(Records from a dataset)
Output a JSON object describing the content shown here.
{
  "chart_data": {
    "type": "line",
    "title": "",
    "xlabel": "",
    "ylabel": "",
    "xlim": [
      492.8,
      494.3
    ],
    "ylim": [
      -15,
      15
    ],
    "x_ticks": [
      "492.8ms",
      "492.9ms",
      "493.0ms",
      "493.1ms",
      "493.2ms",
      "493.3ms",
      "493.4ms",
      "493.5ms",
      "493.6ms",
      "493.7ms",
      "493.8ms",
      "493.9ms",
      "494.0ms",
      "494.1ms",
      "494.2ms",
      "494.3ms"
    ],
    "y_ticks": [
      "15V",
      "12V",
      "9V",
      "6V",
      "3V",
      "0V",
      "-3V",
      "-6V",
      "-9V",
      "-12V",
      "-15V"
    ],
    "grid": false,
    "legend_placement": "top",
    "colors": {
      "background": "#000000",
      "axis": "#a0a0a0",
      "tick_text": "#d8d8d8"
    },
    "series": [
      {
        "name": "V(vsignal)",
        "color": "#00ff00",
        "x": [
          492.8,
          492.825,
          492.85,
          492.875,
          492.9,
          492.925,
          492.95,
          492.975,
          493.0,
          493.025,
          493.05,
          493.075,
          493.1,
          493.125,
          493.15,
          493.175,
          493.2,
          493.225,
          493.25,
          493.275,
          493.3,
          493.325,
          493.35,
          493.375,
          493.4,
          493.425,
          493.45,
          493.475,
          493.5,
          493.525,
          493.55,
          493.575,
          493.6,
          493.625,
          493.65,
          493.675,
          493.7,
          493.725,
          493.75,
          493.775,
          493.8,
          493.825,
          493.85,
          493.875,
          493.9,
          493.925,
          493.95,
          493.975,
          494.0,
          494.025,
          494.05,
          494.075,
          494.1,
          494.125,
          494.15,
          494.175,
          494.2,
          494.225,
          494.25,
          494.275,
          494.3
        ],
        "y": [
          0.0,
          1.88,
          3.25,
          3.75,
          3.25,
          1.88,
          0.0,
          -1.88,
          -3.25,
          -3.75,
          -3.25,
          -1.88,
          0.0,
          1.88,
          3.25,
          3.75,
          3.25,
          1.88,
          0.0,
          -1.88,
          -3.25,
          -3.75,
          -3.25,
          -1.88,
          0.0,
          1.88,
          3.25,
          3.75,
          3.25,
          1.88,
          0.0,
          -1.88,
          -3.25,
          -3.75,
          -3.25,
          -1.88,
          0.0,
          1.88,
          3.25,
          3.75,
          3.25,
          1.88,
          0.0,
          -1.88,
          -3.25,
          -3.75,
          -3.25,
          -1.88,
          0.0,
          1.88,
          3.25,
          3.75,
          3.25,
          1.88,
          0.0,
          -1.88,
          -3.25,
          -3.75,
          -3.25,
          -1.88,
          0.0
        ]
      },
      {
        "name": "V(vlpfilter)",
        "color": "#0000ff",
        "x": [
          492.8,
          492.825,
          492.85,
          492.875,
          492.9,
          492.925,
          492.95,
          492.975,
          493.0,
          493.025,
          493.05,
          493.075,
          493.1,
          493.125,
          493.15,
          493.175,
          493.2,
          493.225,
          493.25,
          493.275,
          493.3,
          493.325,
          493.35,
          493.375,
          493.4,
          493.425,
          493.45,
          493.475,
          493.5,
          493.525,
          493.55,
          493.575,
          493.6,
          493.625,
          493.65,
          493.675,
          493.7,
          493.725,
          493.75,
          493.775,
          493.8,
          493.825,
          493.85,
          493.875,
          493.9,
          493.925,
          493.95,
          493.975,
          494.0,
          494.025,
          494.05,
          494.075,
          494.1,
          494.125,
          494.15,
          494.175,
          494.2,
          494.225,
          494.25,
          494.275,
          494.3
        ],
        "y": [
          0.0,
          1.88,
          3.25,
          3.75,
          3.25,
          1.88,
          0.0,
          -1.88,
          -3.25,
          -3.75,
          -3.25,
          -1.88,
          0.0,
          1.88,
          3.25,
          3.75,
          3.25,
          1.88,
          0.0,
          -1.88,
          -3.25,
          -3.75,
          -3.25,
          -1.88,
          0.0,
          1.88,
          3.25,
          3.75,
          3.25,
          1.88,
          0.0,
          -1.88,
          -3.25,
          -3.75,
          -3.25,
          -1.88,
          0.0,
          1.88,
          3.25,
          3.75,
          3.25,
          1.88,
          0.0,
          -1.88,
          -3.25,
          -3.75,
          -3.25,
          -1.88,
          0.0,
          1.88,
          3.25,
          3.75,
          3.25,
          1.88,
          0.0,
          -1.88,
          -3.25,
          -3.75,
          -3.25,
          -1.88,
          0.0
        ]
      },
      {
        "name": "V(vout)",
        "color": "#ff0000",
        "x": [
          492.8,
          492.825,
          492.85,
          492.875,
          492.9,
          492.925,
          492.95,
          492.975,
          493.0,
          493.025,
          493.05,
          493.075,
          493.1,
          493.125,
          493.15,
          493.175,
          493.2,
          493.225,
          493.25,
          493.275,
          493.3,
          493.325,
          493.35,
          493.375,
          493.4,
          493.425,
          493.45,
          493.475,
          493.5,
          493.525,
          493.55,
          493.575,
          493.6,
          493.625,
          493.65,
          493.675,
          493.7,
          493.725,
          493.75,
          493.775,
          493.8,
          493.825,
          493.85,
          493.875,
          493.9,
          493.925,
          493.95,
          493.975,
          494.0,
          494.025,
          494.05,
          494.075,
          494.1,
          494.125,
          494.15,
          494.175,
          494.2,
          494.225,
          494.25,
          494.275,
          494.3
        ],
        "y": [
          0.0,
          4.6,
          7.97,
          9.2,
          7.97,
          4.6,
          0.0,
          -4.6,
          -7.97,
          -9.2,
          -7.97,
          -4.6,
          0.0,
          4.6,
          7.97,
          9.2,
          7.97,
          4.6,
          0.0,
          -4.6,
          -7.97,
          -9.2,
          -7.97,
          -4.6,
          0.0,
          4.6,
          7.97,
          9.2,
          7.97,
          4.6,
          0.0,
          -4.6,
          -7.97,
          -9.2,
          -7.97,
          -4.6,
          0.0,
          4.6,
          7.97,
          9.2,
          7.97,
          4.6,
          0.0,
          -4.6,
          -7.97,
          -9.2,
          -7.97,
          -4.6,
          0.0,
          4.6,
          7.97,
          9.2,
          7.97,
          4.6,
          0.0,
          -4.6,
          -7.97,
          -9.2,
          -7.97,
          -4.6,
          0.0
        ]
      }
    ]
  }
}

● DIRECTIONS FOR THIS TASK: Repeat the listing exactly, from its first line to its last.

● SOLUTION FOR THIS PROBLEM:
Output a JSON object describing the content shown here.
{
  "chart_data": {
    "type": "line",
    "title": "",
    "xlabel": "",
    "ylabel": "",
    "xlim": [
      492.8,
      494.3
    ],
    "ylim": [
      -15,
      15
    ],
    "x_ticks": [
      "492.8ms",
      "492.9ms",
      "493.0ms",
      "493.1ms",
      "493.2ms",
      "493.3ms",
      "493.4ms",
      "493.5ms",
      "493.6ms",
      "493.7ms",
      "493.8ms",
      "493.9ms",
      "494.0ms",
      "494.1ms",
      "494.2ms",
      "494.3ms"
    ],
    "y_ticks": [
      "15V",
      "12V",
      "9V",
      "6V",
      "3V",
      "0V",
      "-3V",
      "-6V",
      "-9V",
      "-12V",
      "-15V"
    ],
    "grid": false,
    "legend_placement": "top",
    "colors": {
      "background": "#000000",
      "axis": "#a0a0a0",
      "tick_text": "#d8d8d8"
    },
    "series": [
      {
        "name": "V(vsignal)",
        "color": "#00ff00",
        "x": [
          492.8,
          492.825,
          492.85,
          492.875,
          492.9,
          492.925,
          492.95,
          492.975,
          493.0,
          493.025,
          493.05,
          493.075,
          493.1,
          493.125,
          493.15,
          493.175,
          493.2,
          493.225,
          493.25,
          493.275,
          493.3,
          493.325,
          493.35,
          493.375,
          493.4,
          493.425,
          493.45,
          493.475,
          493.5,
          493.525,
          493.55,
          493.575,
          493.6,
          493.625,
          493.65,
          493.675,
          493.7,
          493.725,
          493.75,
          493.775,
          493.8,
          493.825,
          493.85,
          493.875,
          493.9,
          493.925,
          493.95,
          493.975,
          494.0,
          494.025,
          494.05,
          494.075,
          494.1,
          494.125,
          494.15,
          494.175,
          494.2,
          494.225,
          494.25,
          494.275,
          494.3
        ],
        "y": [
          0.0,
          1.88,
          3.25,
          3.75,
          3.25,
          1.88,
          0.0,
          -1.88,
          -3.25,
          -3.75,
          -3.25,
          -1.88,
          0.0,
          1.88,
          3.25,
          3.75,
          3.25,
          1.88,
          0.0,
          -1.88,
          -3.25,
          -3.75,
          -3.25,
          -1.88,
          0.0,
          1.88,
          3.25,
          3.75,
          3.25,
          1.88,
          0.0,
          -1.88,
          -3.25,
          -3.75,
          -3.25,
          -1.88,
          0.0,
          1.88,
          3.25,
          3.75,
          3.25,
          1.88,
          0.0,
          -1.88,
          -3.25,
          -3.75,
          -3.25,
          -1.88,
          0.0,
          1.88,
          3.25,
          3.75,
          3.25,
          1.88,
          0.0,
          -1.88,
          -3.25,
          -3.75,
          -3.25,
          -1.88,
          0.0
        ]
      },
      {
        "name": "V(vlpfilter)",
        "color": "#0000ff",
        "x": [
          492.8,
          492.825,
          492.85,
          492.875,
          492.9,
          492.925,
          492.95,
          492.975,
          493.0,
          493.025,
          493.05,
          493.075,
          493.1,
          493.125,
          493.15,
          493.175,
          493.2,
          493.225,
          493.25,
          493.275,
          493.3,
          493.325,
          493.35,
          493.375,
          493.4,
          493.425,
          493.45,
          493.475,
          493.5,
          493.525,
          493.55,
          493.575,
          493.6,
          493.625,
          493.65,
          493.675,
          493.7,
          493.725,
          493.75,
          493.775,
          493.8,
          493.825,
          493.85,
          493.875,
          493.9,
          493.925,
          493.95,
          493.975,
          494.0,
          494.025,
          494.05,
          494.075,
          494.1,
          494.125,
          494.15,
          494.175,
          494.2,
          494.225,
          494.25,
          494.275,
          494.3
        ],
        "y": [
          0.0,
          1.88,
          3.25,
          3.75,
          3.25,
          1.88,
          0.0,
          -1.88,
          -3.25,
          -3.75,
          -3.25,
          -1.88,
          0.0,
          1.88,
          3.25,
          3.75,
          3.25,
          1.88,
          0.0,
          -1.88,
          -3.25,
          -3.75,
          -3.25,
          -1.88,
          0.0,
          1.88,
          3.25,
          3.75,
          3.25,
          1.88,
          0.0,
          -1.88,
          -3.25,
          -3.75,
          -3.25,
          -1.88,
          0.0,
          1.88,
          3.25,
          3.75,
          3.25,
          1.88,
          0.0,
          -1.88,
          -3.25,
          -3.75,
          -3.25,
          -1.88,
          0.0,
          1.88,
          3.25,
          3.75,
          3.25,
          1.88,
          0.0,
          -1.88,
          -3.25,
          -3.75,
          -3.25,
          -1.88,
          0.0
        ]
      },
      {
        "name": "V(vout)",
        "color": "#ff0000",
        "x": [
          492.8,
          492.825,
          492.85,
          492.875,
          492.9,
          492.925,
          492.95,
          492.975,
          493.0,
          493.025,
          493.05,
          493.075,
          493.1,
          493.125,
          493.15,
          493.175,
          493.2,
          493.225,
          493.25,
          493.275,
          493.3,
          493.325,
          493.35,
          493.375,
          493.4,
          493.425,
          493.45,
          493.475,
          493.5,
          493.525,
          493.55,
          493.575,
          493.6,
          493.625,
          493.65,
          493.675,
          493.7,
          493.725,
          493.75,
          493.775,
          493.8,
          493.825,
          493.85,
          493.875,
          493.9,
          493.925,
          493.95,
          493.975,
          494.0,
          494.025,
          494.05,
          494.075,
          494.1,
          494.125,
          494.15,
          494.175,
          494.2,
          494.225,
          494.25,
          494.275,
          494.3
        ],
        "y": [
          0.0,
          4.6,
          7.97,
          9.2,
          7.97,
          4.6,
          0.0,
          -4.6,
          -7.97,
          -9.2,
          -7.97,
          -4.6,
          0.0,
          4.6,
          7.97,
          9.2,
          7.97,
          4.6,
          0.0,
          -4.6,
          -7.97,
          -9.2,
          -7.97,
          -4.6,
          0.0,
          4.6,
          7.97,
          9.2,
          7.97,
          4.6,
          0.0,
          -4.6,
          -7.97,
          -9.2,
          -7.97,
          -4.6,
          0.0,
          4.6,
          7.97,
          9.2,
          7.97,
          4.6,
          0.0,
          -4.6,
          -7.97,
          -9.2,
          -7.97,
          -4.6,
          0.0,
          4.6,
          7.97,
          9.2,
          7.97,
          4.6,
          0.0,
          -4.6,
          -7.97,
          -9.2,
          -7.97,
          -4.6,
          0.0
        ]
      }
    ]
  }
}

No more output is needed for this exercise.